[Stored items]
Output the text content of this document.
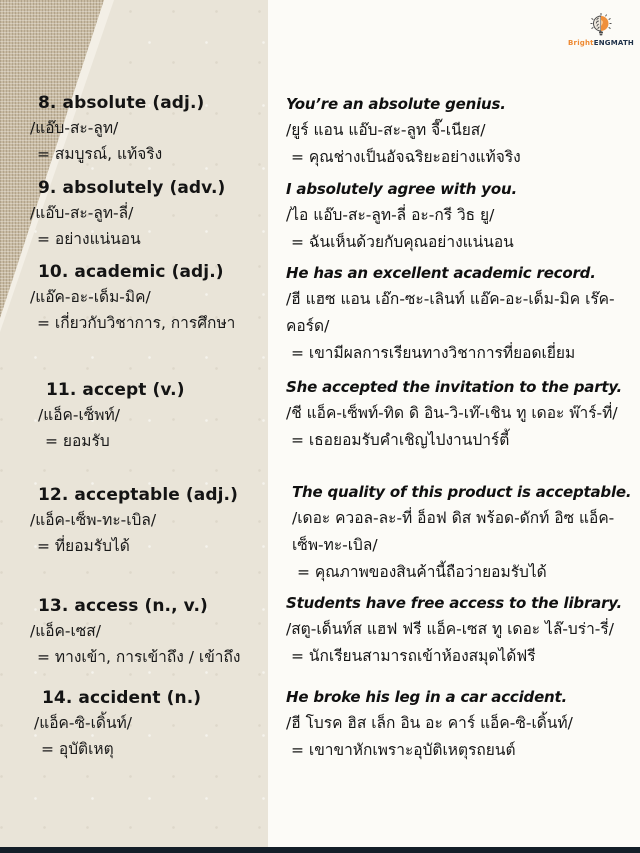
BrightENGMATH
8. absolute (adj.)
/แอ๊บ-สะ-ลูท/
= สมบูรณ์, แท้จริง
You’re an absolute genius.
/ยูร์ แอน แอ๊บ-สะ-ลูท จี๊-เนียส/
= คุณช่างเป็นอัจฉริยะอย่างแท้จริง
9. absolutely (adv.)
/แอ๊บ-สะ-ลูท-ลี่/
= อย่างแน่นอน
I absolutely agree with you.
/ไอ แอ๊บ-สะ-ลูท-ลี่ อะ-กรี วิธ ยู/
= ฉันเห็นด้วยกับคุณอย่างแน่นอน
10. academic (adj.)
/แอ๊ค-อะ-เด็ม-มิค/
= เกี่ยวกับวิชาการ, การศึกษา
He has an excellent academic record.
/ฮี แฮซ แอน เอ๊ก-ซะ-เลินท์ แอ๊ค-อะ-เด็ม-มิค เร๊ค-คอร์ด/
= เขามีผลการเรียนทางวิชาการที่ยอดเยี่ยม
11. accept (v.)
/แอ็ค-เซ็พท์/
= ยอมรับ
She accepted the invitation to the party.
/ชี แอ็ค-เซ็พท์-ทิด ดิ อิน-วิ-เท๊-เชิน ทู เดอะ พ๊าร์-ที่/
= เธอยอมรับคำเชิญไปงานปาร์ตี้
12. acceptable (adj.)
/แอ็ค-เซ็พ-ทะ-เบิล/
= ที่ยอมรับได้
The quality of this product is acceptable.
/เดอะ ควอล-ละ-ที่ อ็อฟ ดิส พร้อด-ดักท์ อิซ แอ็ค-เซ็พ-ทะ-เบิล/
= คุณภาพของสินค้านี้ถือว่ายอมรับได้
13. access (n., v.)
/แอ็ค-เซส/
= ทางเข้า, การเข้าถึง / เข้าถึง
Students have free access to the library.
/สตู-เด็นท์ส แฮฟ ฟรี แอ็ค-เซส ทู เดอะ ไล๊-บร่า-รี่/
= นักเรียนสามารถเข้าห้องสมุดได้ฟรี
14. accident (n.)
/แอ็ค-ซิ-เดิ้นท์/
= อุบัติเหตุ
He broke his leg in a car accident.
/ฮี โบรค ฮิส เล็ก อิน อะ คาร์ แอ็ค-ซิ-เดิ้นท์/
= เขาขาหักเพราะอุบัติเหตุรถยนต์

## Exercise instructions:
Give every record back exactly as it reads, with no images.

## Solution:
Output the text content of this document.
BrightENGMATH
8. absolute (adj.)
/แอ๊บ-สะ-ลูท/
= สมบูรณ์, แท้จริง
You’re an absolute genius.
/ยูร์ แอน แอ๊บ-สะ-ลูท จี๊-เนียส/
= คุณช่างเป็นอัจฉริยะอย่างแท้จริง
9. absolutely (adv.)
/แอ๊บ-สะ-ลูท-ลี่/
= อย่างแน่นอน
I absolutely agree with you.
/ไอ แอ๊บ-สะ-ลูท-ลี่ อะ-กรี วิธ ยู/
= ฉันเห็นด้วยกับคุณอย่างแน่นอน
10. academic (adj.)
/แอ๊ค-อะ-เด็ม-มิค/
= เกี่ยวกับวิชาการ, การศึกษา
He has an excellent academic record.
/ฮี แฮซ แอน เอ๊ก-ซะ-เลินท์ แอ๊ค-อะ-เด็ม-มิค เร๊ค-คอร์ด/
= เขามีผลการเรียนทางวิชาการที่ยอดเยี่ยม
11. accept (v.)
/แอ็ค-เซ็พท์/
= ยอมรับ
She accepted the invitation to the party.
/ชี แอ็ค-เซ็พท์-ทิด ดิ อิน-วิ-เท๊-เชิน ทู เดอะ พ๊าร์-ที่/
= เธอยอมรับคำเชิญไปงานปาร์ตี้
12. acceptable (adj.)
/แอ็ค-เซ็พ-ทะ-เบิล/
= ที่ยอมรับได้
The quality of this product is acceptable.
/เดอะ ควอล-ละ-ที่ อ็อฟ ดิส พร้อด-ดักท์ อิซ แอ็ค-เซ็พ-ทะ-เบิล/
= คุณภาพของสินค้านี้ถือว่ายอมรับได้
13. access (n., v.)
/แอ็ค-เซส/
= ทางเข้า, การเข้าถึง / เข้าถึง
Students have free access to the library.
/สตู-เด็นท์ส แฮฟ ฟรี แอ็ค-เซส ทู เดอะ ไล๊-บร่า-รี่/
= นักเรียนสามารถเข้าห้องสมุดได้ฟรี
14. accident (n.)
/แอ็ค-ซิ-เดิ้นท์/
= อุบัติเหตุ
He broke his leg in a car accident.
/ฮี โบรค ฮิส เล็ก อิน อะ คาร์ แอ็ค-ซิ-เดิ้นท์/
= เขาขาหักเพราะอุบัติเหตุรถยนต์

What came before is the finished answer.